- Instructions for the task
Take each line containing "交领导组审定" and report it exactly as written.
* start Records for processing *
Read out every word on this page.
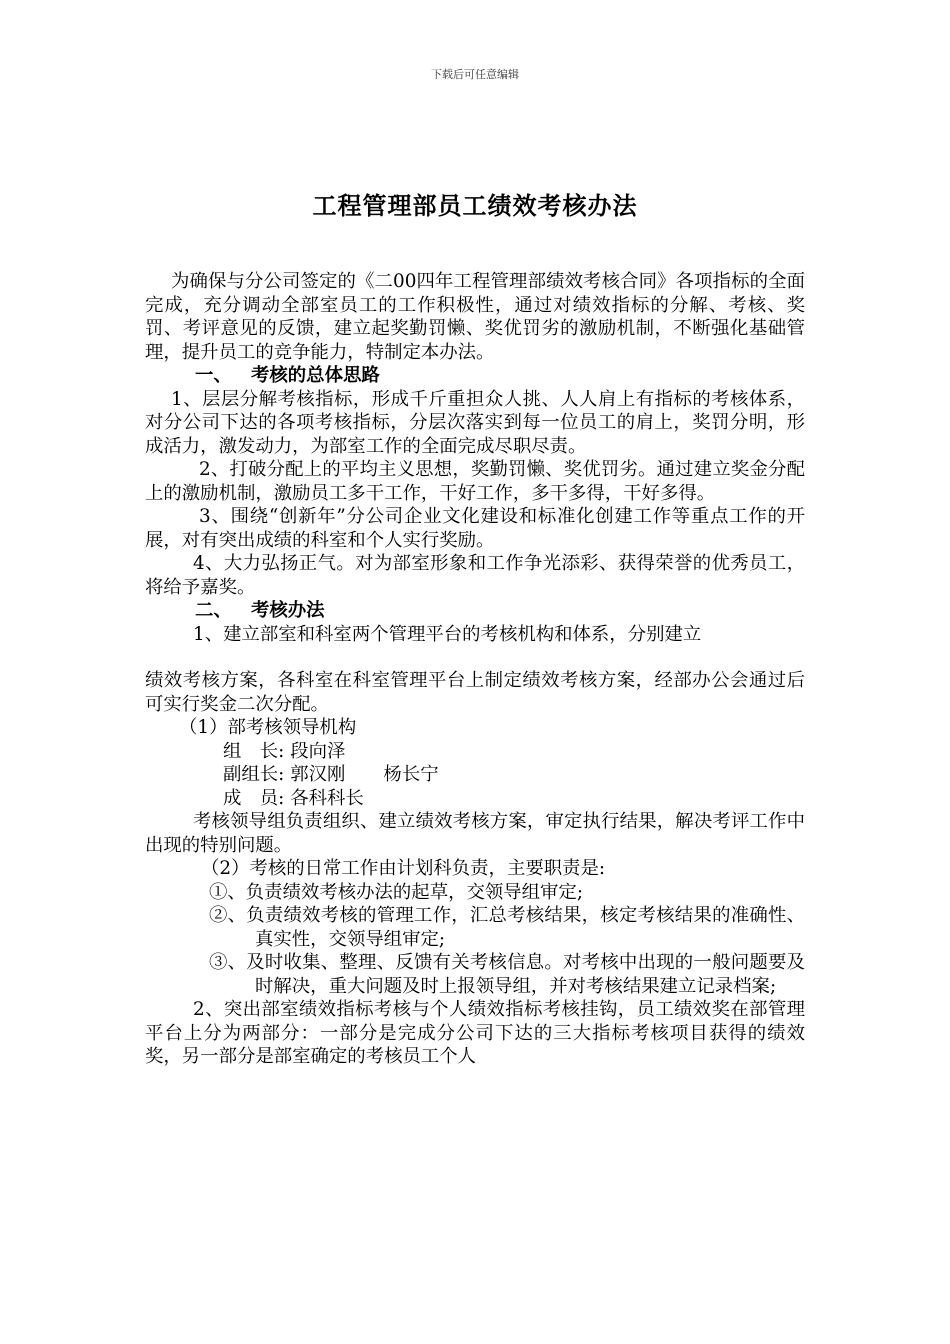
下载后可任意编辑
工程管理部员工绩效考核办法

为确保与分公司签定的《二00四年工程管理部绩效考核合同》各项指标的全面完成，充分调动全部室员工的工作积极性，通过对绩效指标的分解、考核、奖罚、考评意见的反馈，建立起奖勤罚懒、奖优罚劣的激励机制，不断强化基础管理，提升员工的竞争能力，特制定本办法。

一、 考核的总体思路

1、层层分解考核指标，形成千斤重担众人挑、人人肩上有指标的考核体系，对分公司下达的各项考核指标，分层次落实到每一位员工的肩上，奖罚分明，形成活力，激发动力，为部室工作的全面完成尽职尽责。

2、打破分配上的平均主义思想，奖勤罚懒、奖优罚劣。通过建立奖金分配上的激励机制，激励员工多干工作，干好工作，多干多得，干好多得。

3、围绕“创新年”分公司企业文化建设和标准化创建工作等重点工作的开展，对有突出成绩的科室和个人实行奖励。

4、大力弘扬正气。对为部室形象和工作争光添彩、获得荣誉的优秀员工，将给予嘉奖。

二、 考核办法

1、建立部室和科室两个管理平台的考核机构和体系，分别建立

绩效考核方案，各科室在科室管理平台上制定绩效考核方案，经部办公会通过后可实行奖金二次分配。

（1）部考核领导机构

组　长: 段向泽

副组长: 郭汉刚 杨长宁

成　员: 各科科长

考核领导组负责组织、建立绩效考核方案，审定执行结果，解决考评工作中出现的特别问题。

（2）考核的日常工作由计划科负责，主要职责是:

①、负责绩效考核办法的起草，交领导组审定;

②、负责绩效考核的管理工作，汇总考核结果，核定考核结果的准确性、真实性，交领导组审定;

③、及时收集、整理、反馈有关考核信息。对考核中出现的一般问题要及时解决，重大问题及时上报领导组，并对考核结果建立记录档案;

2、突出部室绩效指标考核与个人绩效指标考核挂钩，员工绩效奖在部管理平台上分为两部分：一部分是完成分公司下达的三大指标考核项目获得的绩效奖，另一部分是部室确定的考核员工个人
* end Records for processing *
- Full output
①、负责绩效考核办法的起草，交领导组审定;
②、负责绩效考核的管理工作，汇总考核结果，核定考核结果的准确性、真实性，交领导组审定;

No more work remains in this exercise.